>> Begin SUPPLIED DATA

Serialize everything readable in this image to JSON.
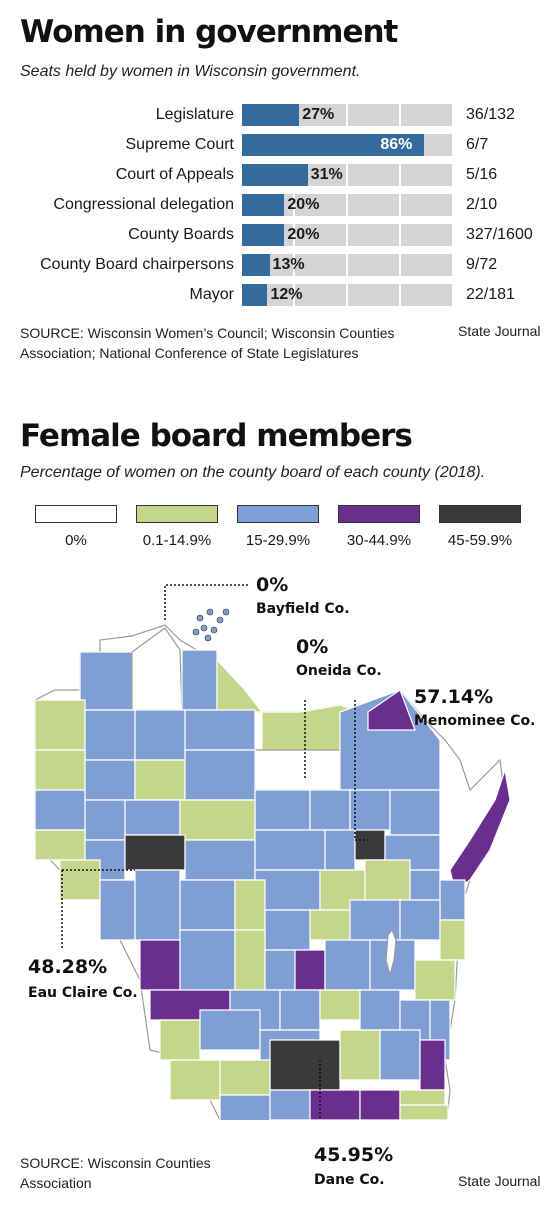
{
  "chart_data": [
    {
      "type": "bar",
      "title": "Women in government",
      "subtitle": "Seats held by women in Wisconsin government.",
      "categories": [
        "Legislature",
        "Supreme Court",
        "Court of Appeals",
        "Congressional delegation",
        "County Boards",
        "County Board chairpersons",
        "Mayor"
      ],
      "values": [
        27,
        86,
        31,
        20,
        20,
        13,
        12
      ],
      "value_labels": [
        "27%",
        "86%",
        "31%",
        "20%",
        "20%",
        "13%",
        "12%"
      ],
      "ratios": [
        "36/132",
        "6/7",
        "5/16",
        "2/10",
        "327/1600",
        "9/72",
        "22/181"
      ],
      "ylim": [
        0,
        100
      ],
      "colors": {
        "fill": "#336b9c",
        "track": "#d3d4d6"
      },
      "source": "SOURCE: Wisconsin Women’s Council; Wisconsin Counties Association; National Conference of State Legislatures",
      "credit": "State Journal"
    },
    {
      "type": "heatmap",
      "title": "Female board members",
      "subtitle": "Percentage of women on the county board of each county (2018).",
      "legend": [
        {
          "label": "0%",
          "color": "#ffffff"
        },
        {
          "label": "0.1-14.9%",
          "color": "#c5d68a"
        },
        {
          "label": "15-29.9%",
          "color": "#7f9ed4"
        },
        {
          "label": "30-44.9%",
          "color": "#6a2e8e"
        },
        {
          "label": "45-59.9%",
          "color": "#3a3a3c"
        }
      ],
      "annotations": [
        {
          "value": "0%",
          "county": "Bayfield Co."
        },
        {
          "value": "0%",
          "county": "Oneida Co."
        },
        {
          "value": "57.14%",
          "county": "Menominee Co."
        },
        {
          "value": "48.28%",
          "county": "Eau Claire Co."
        },
        {
          "value": "45.95%",
          "county": "Dane Co."
        }
      ],
      "source": "SOURCE: Wisconsin Counties Association",
      "credit": "State Journal"
    }
  ]
}
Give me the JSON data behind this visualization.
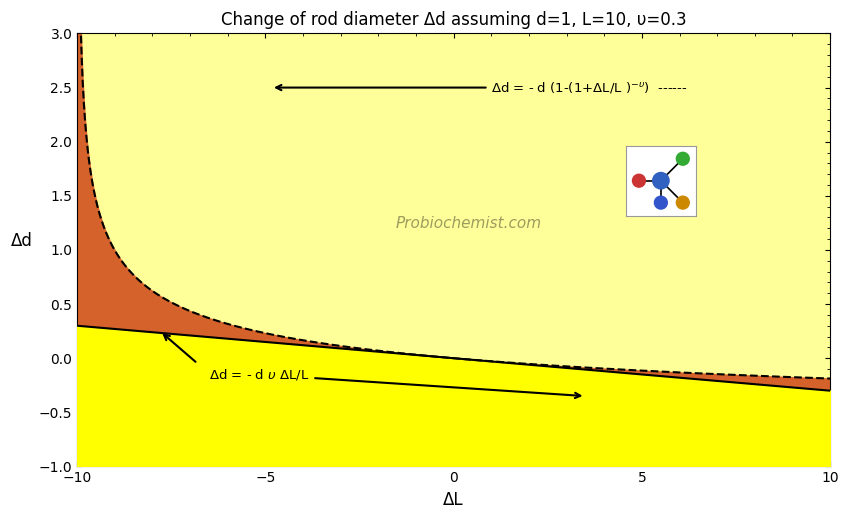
{
  "title": "Change of rod diameter Δd assuming d=1, L=10, υ=0.3",
  "xlabel": "ΔL",
  "ylabel": "Δd",
  "xlim": [
    -10,
    10
  ],
  "ylim": [
    -1,
    3
  ],
  "d": 1,
  "L": 10,
  "nu": 0.3,
  "color_orange": "#D4622A",
  "color_yellow_bright": "#FFFF00",
  "color_yellow_light": "#FFFF99",
  "watermark": "Probiochemist.com",
  "title_fontsize": 12,
  "axis_label_fontsize": 12,
  "tick_fontsize": 10
}
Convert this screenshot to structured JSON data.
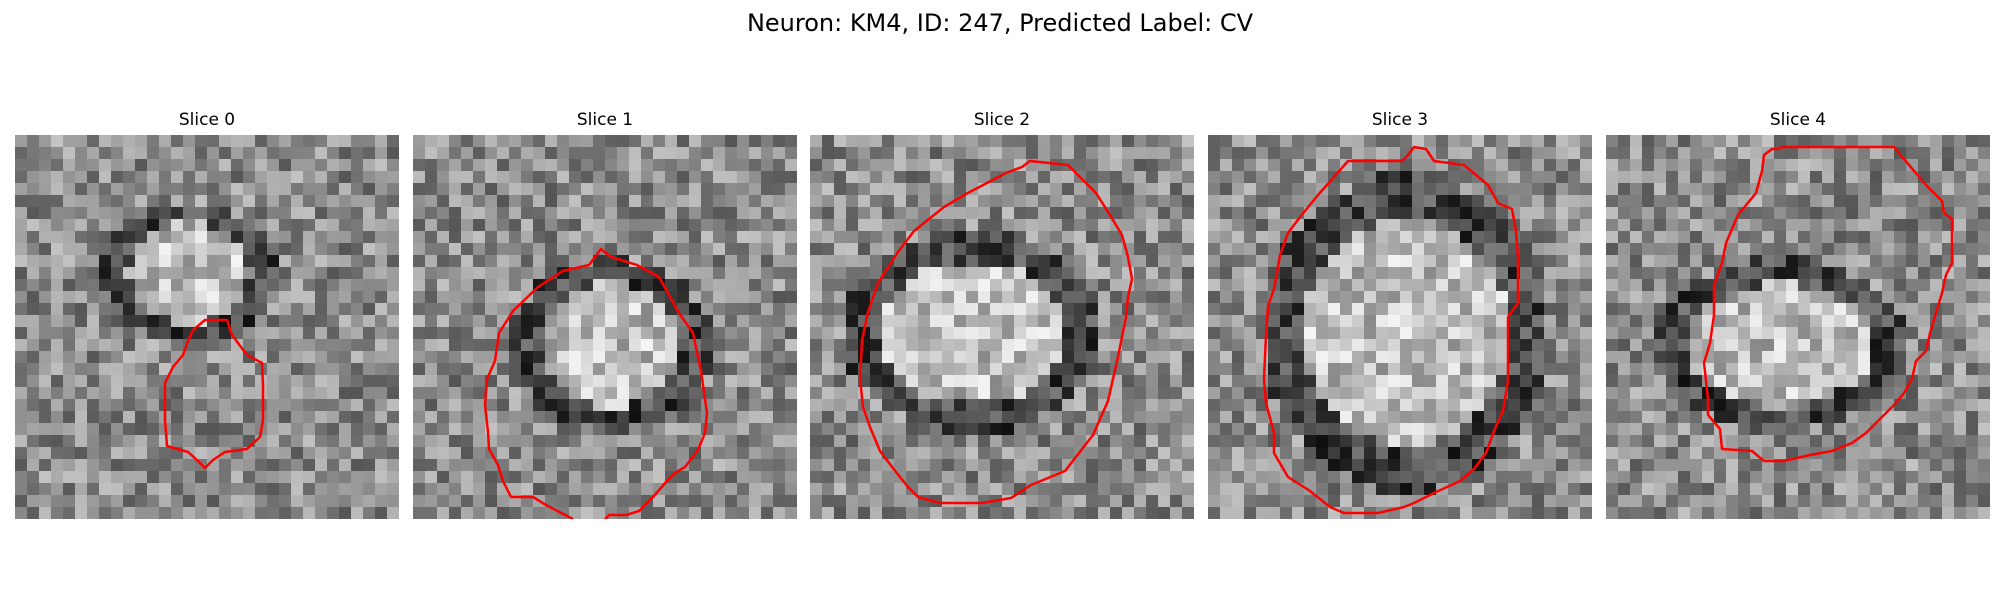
{
  "figure": {
    "title": "Neuron: KM4, ID: 247, Predicted Label: CV"
  },
  "panels": [
    {
      "title": "Slice 0"
    },
    {
      "title": "Slice 1"
    },
    {
      "title": "Slice 2"
    },
    {
      "title": "Slice 3"
    },
    {
      "title": "Slice 4"
    }
  ],
  "colors": {
    "contour": "#ff0000",
    "background": "#ffffff"
  },
  "image": {
    "colormap": "grayscale",
    "grid_size": 32
  }
}
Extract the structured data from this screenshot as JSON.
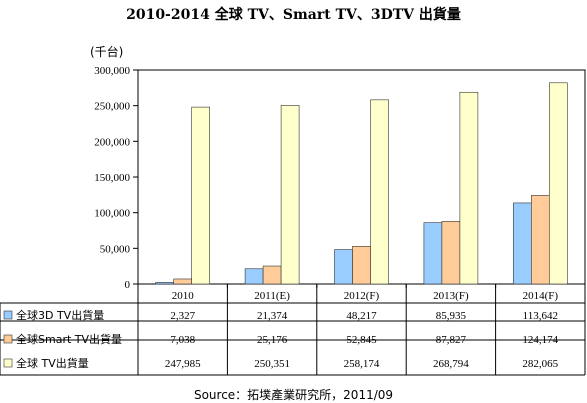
{
  "title": "2010-2014 全球 TV、Smart TV、3DTV 出貨量",
  "unit": "(千台)",
  "source": "Source：拓墣產業研究所，2011/09",
  "colors": {
    "series_3d": "#99CCFF",
    "series_smart": "#FFCC99",
    "series_tv": "#FFFFCC",
    "bar_stroke": "#333333"
  },
  "chart_data": {
    "type": "bar",
    "categories": [
      "2010",
      "2011(E)",
      "2012(F)",
      "2013(F)",
      "2014(F)"
    ],
    "ylim": [
      0,
      300000
    ],
    "yticks": [
      "0",
      "50,000",
      "100,000",
      "150,000",
      "200,000",
      "250,000",
      "300,000"
    ],
    "series": [
      {
        "name": "全球3D TV出貨量",
        "values": [
          2327,
          21374,
          48217,
          85935,
          113642
        ],
        "labels": [
          "2,327",
          "21,374",
          "48,217",
          "85,935",
          "113,642"
        ],
        "color": "#99CCFF"
      },
      {
        "name": "全球Smart TV出貨量",
        "values": [
          7038,
          25176,
          52845,
          87827,
          124174
        ],
        "labels": [
          "7,038",
          "25,176",
          "52,845",
          "87,827",
          "124,174"
        ],
        "color": "#FFCC99"
      },
      {
        "name": "全球 TV出貨量",
        "values": [
          247985,
          250351,
          258174,
          268794,
          282065
        ],
        "labels": [
          "247,985",
          "250,351",
          "258,174",
          "268,794",
          "282,065"
        ],
        "color": "#FFFFCC"
      }
    ]
  }
}
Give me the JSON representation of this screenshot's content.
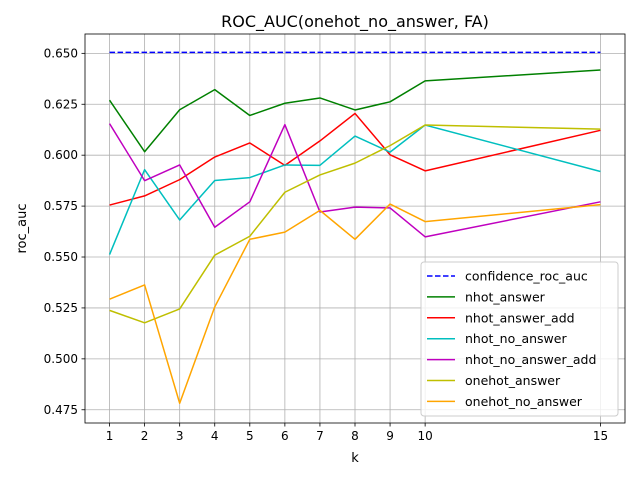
{
  "chart_data": {
    "type": "line",
    "title": "ROC_AUC(onehot_no_answer, FA)",
    "xlabel": "k",
    "ylabel": "roc_auc",
    "x": [
      1,
      2,
      3,
      4,
      5,
      6,
      7,
      8,
      9,
      10,
      15
    ],
    "x_ticks": [
      "1",
      "2",
      "3",
      "4",
      "5",
      "6",
      "7",
      "8",
      "9",
      "10",
      "15"
    ],
    "y_ticks": [
      "0.475",
      "0.500",
      "0.525",
      "0.550",
      "0.575",
      "0.600",
      "0.625",
      "0.650"
    ],
    "xlim": [
      0.3,
      15.7
    ],
    "ylim": [
      0.4685,
      0.6595
    ],
    "grid": true,
    "legend_position": "lower-right",
    "series": [
      {
        "name": "confidence_roc_auc",
        "color": "#0000ff",
        "dashed": true,
        "values": [
          0.6505,
          0.6505,
          0.6505,
          0.6505,
          0.6505,
          0.6505,
          0.6505,
          0.6505,
          0.6505,
          0.6505,
          0.6505
        ]
      },
      {
        "name": "nhot_answer",
        "color": "#008000",
        "dashed": false,
        "values": [
          0.627,
          0.6017,
          0.6223,
          0.6322,
          0.6195,
          0.6255,
          0.6281,
          0.6222,
          0.6262,
          0.6365,
          0.6418
        ]
      },
      {
        "name": "nhot_answer_add",
        "color": "#ff0000",
        "dashed": false,
        "values": [
          0.5755,
          0.58,
          0.588,
          0.5991,
          0.606,
          0.595,
          0.607,
          0.6205,
          0.6002,
          0.5923,
          0.6122
        ]
      },
      {
        "name": "nhot_no_answer",
        "color": "#00bfbf",
        "dashed": false,
        "values": [
          0.5512,
          0.5929,
          0.5682,
          0.5876,
          0.589,
          0.5952,
          0.595,
          0.6094,
          0.6015,
          0.6148,
          0.592
        ]
      },
      {
        "name": "nhot_no_answer_add",
        "color": "#bf00bf",
        "dashed": false,
        "values": [
          0.6155,
          0.5875,
          0.5952,
          0.5646,
          0.5771,
          0.615,
          0.5721,
          0.5745,
          0.5741,
          0.5599,
          0.5771
        ]
      },
      {
        "name": "onehot_answer",
        "color": "#bfbf00",
        "dashed": false,
        "values": [
          0.5238,
          0.5177,
          0.5245,
          0.5509,
          0.5602,
          0.5818,
          0.5903,
          0.5961,
          0.6047,
          0.6148,
          0.6128
        ]
      },
      {
        "name": "onehot_no_answer",
        "color": "#ffa500",
        "dashed": false,
        "values": [
          0.5293,
          0.5363,
          0.4782,
          0.5255,
          0.5587,
          0.5622,
          0.5729,
          0.5587,
          0.576,
          0.5674,
          0.5757
        ]
      }
    ]
  }
}
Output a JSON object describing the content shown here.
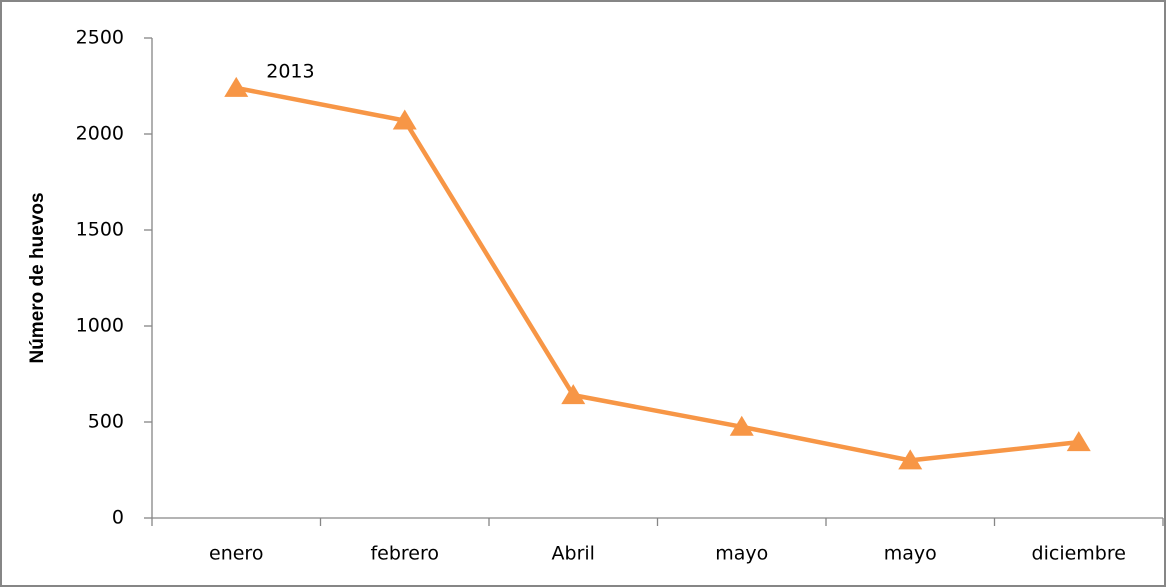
{
  "chart_data": {
    "type": "line",
    "y_label": "Número de huevos",
    "categories": [
      "enero",
      "febrero",
      "Abril",
      "mayo",
      "mayo",
      "diciembre"
    ],
    "series": [
      {
        "name": "2013",
        "color": "#f79646",
        "values": [
          2240,
          2070,
          640,
          475,
          300,
          395
        ]
      }
    ],
    "ylim": [
      0,
      2500
    ],
    "yticks": [
      0,
      500,
      1000,
      1500,
      2000,
      2500
    ],
    "grid": false,
    "marker": "triangle"
  }
}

>> End SUPPLIED DATA

=== WHAT IS REQUIRED ===
Omit the pictures, then extract verbatim only those lines that fall between the line containing "Output a JSON" and the final line of the records above, both included.

=== CORRECT RESULT ===
Output a JSON object describing the content shown here.
{
  "chart_data": {
    "type": "line",
    "y_label": "Número de huevos",
    "categories": [
      "enero",
      "febrero",
      "Abril",
      "mayo",
      "mayo",
      "diciembre"
    ],
    "series": [
      {
        "name": "2013",
        "color": "#f79646",
        "values": [
          2240,
          2070,
          640,
          475,
          300,
          395
        ]
      }
    ],
    "ylim": [
      0,
      2500
    ],
    "yticks": [
      0,
      500,
      1000,
      1500,
      2000,
      2500
    ],
    "grid": false,
    "marker": "triangle"
  }
}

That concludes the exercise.